_OBJECTIVE_
Gather, from the data below, each line in which the word "icon" occurs.
-------- RECORDS FOR THE TASK --------
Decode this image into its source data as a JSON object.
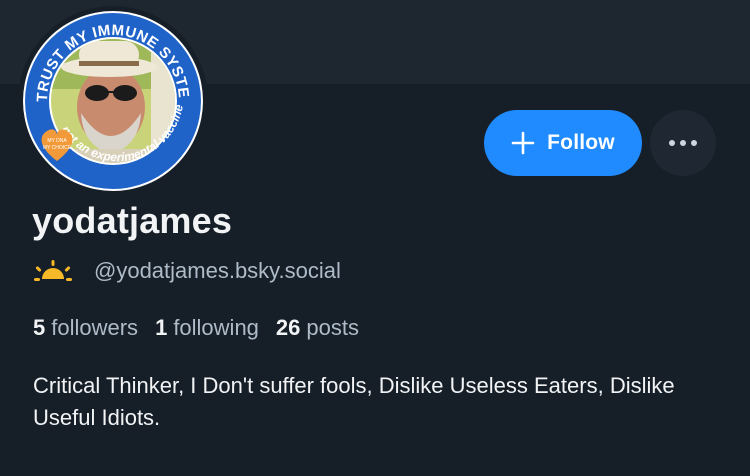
{
  "profile": {
    "display_name": "yodatjames",
    "handle": "@yodatjames.bsky.social",
    "bio": "Critical Thinker, I Don't suffer fools, Dislike Useless Eaters, Dislike Useful Idiots.",
    "handle_badge_icon": "sun-icon"
  },
  "avatar_badge": {
    "top_text": "I TRUST MY IMMUNE SYSTEM",
    "bottom_text": "not an experimental vaccine",
    "heart_text_line1": "MY DNA",
    "heart_text_line2": "MY CHOICE"
  },
  "stats": {
    "followers_count": "5",
    "followers_label": "followers",
    "following_count": "1",
    "following_label": "following",
    "posts_count": "26",
    "posts_label": "posts"
  },
  "actions": {
    "follow_label": "Follow",
    "follow_icon": "plus-icon",
    "more_icon": "ellipsis-icon"
  },
  "colors": {
    "background": "#161e27",
    "banner": "#1e2630",
    "accent": "#208bfe",
    "muted_text": "#aebbc9",
    "badge_blue": "#1f63c9",
    "badge_orange": "#f29a3a"
  }
}
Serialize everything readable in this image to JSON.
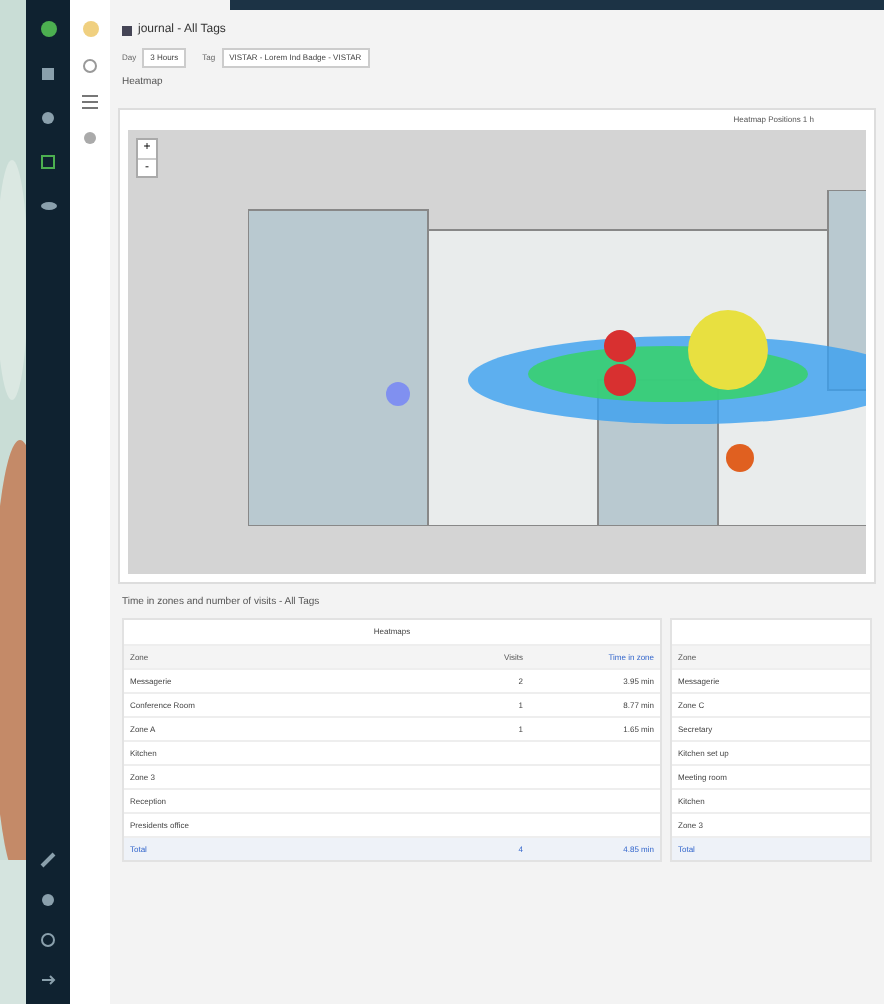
{
  "page": {
    "title": "journal - All Tags",
    "filters": [
      {
        "label": "Day",
        "value": "3 Hours"
      },
      {
        "label": "Tag",
        "value": "VISTAR - Lorem Ind Badge - VISTAR"
      }
    ]
  },
  "heatmap": {
    "title": "Heatmap",
    "legend": "Heatmap Positions 1 h",
    "zoom_in": "+",
    "zoom_out": "-"
  },
  "table_section": {
    "title": "Time in zones and number of visits - All Tags",
    "group": "Heatmaps",
    "columns": [
      "Zone",
      "Visits",
      "Time in zone"
    ],
    "rows": [
      [
        "Messagerie",
        "2",
        "3.95 min"
      ],
      [
        "Conference Room",
        "1",
        "8.77 min"
      ],
      [
        "Zone A",
        "1",
        "1.65 min"
      ],
      [
        "Kitchen",
        "",
        ""
      ],
      [
        "Zone 3",
        "",
        ""
      ],
      [
        "Reception",
        "",
        ""
      ],
      [
        "Presidents office",
        "",
        ""
      ]
    ],
    "total": [
      "Total",
      "4",
      "4.85 min"
    ],
    "side_column": "Zone",
    "side_rows": [
      "Messagerie",
      "Zone C",
      "Secretary",
      "Kitchen set up",
      "Meeting room",
      "Kitchen",
      "Zone 3"
    ],
    "side_total": "Total"
  }
}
--------
_RESPONSE BELOW_
    "handle_badge_icon": "sun-icon"
    "follow_icon": "plus-icon",
    "more_icon": "ellipsis-icon"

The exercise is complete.